>> START

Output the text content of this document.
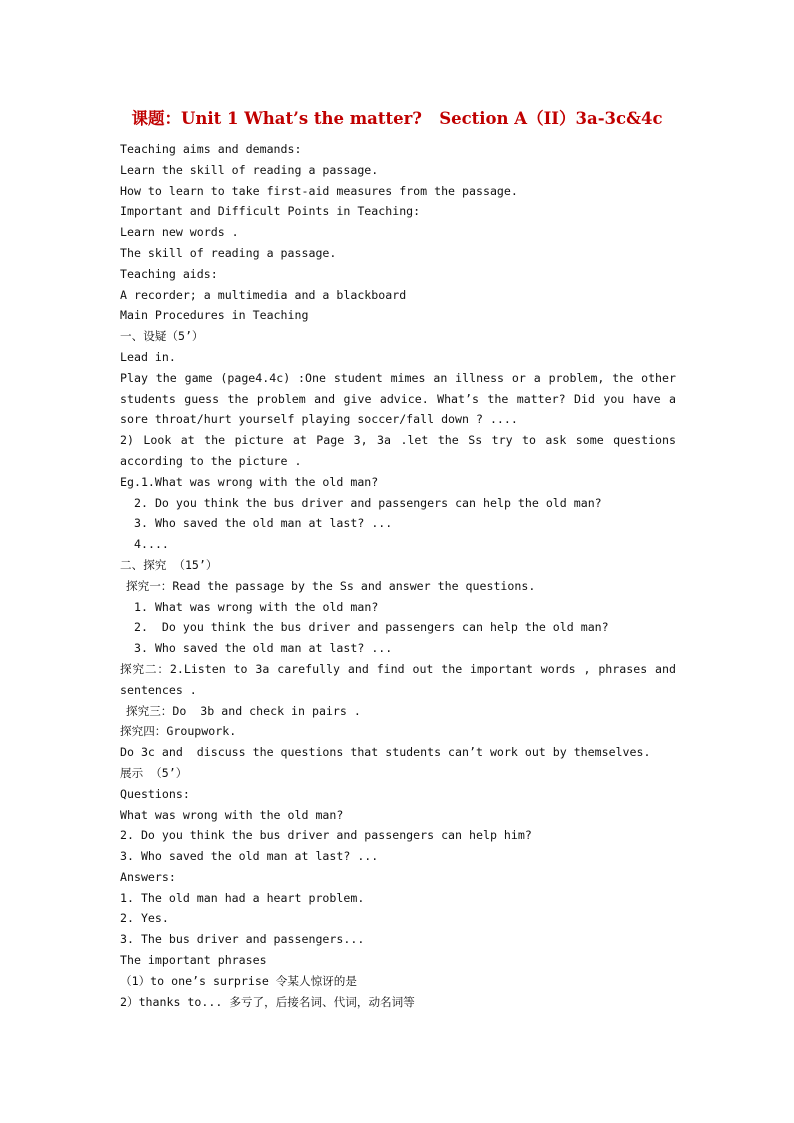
课题：Unit 1 What’s the matter?   Section A（II）3a-3c&4c
Teaching aims and demands:
Learn the skill of reading a passage.
How to learn to take first-aid measures from the passage.
Important and Difficult Points in Teaching:
Learn new words .
The skill of reading a passage.
Teaching aids:
A recorder; a multimedia and a blackboard
Main Procedures in Teaching
一、设疑（5’）
Lead in.
Play the game (page4.4c) :One student mimes an illness or a problem, the other students guess the problem and give advice. What’s the matter? Did you have a sore throat/hurt yourself playing soccer/fall down ? ....
2) Look at the picture at Page 3, 3a .let the Ss try to ask some questions according to the picture .
Eg.1.What was wrong with the old man?
2. Do you think the bus driver and passengers can help the old man?
3. Who saved the old man at last? ...
4....
二、探究 （15’）
探究一：Read the passage by the Ss and answer the questions.
1. What was wrong with the old man?
2.  Do you think the bus driver and passengers can help the old man?
3. Who saved the old man at last? ...
探究二：2.Listen to 3a carefully and find out the important words , phrases and sentences .
探究三：Do  3b and check in pairs .
探究四：Groupwork.
Do 3c and  discuss the questions that students can’t work out by themselves.
展示 （5’）
Questions:
What was wrong with the old man?
2. Do you think the bus driver and passengers can help him?
3. Who saved the old man at last? ...
Answers:
1. The old man had a heart problem.
2. Yes.
3. The bus driver and passengers...
The important phrases
（1）to one’s surprise 令某人惊讶的是
2）thanks to... 多亏了，后接名词、代词，动名词等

>> END

▶ Set exercise:
Find the word "students" in the entries above and gather every line that holds it.

▶ Response to the exercise:
Play the game (page4.4c) :One student mimes an illness or a problem, the other students guess the problem and give advice. What’s the matter? Did you have a sore throat/hurt yourself playing soccer/fall down ? ....
Do 3c and  discuss the questions that students can’t work out by themselves.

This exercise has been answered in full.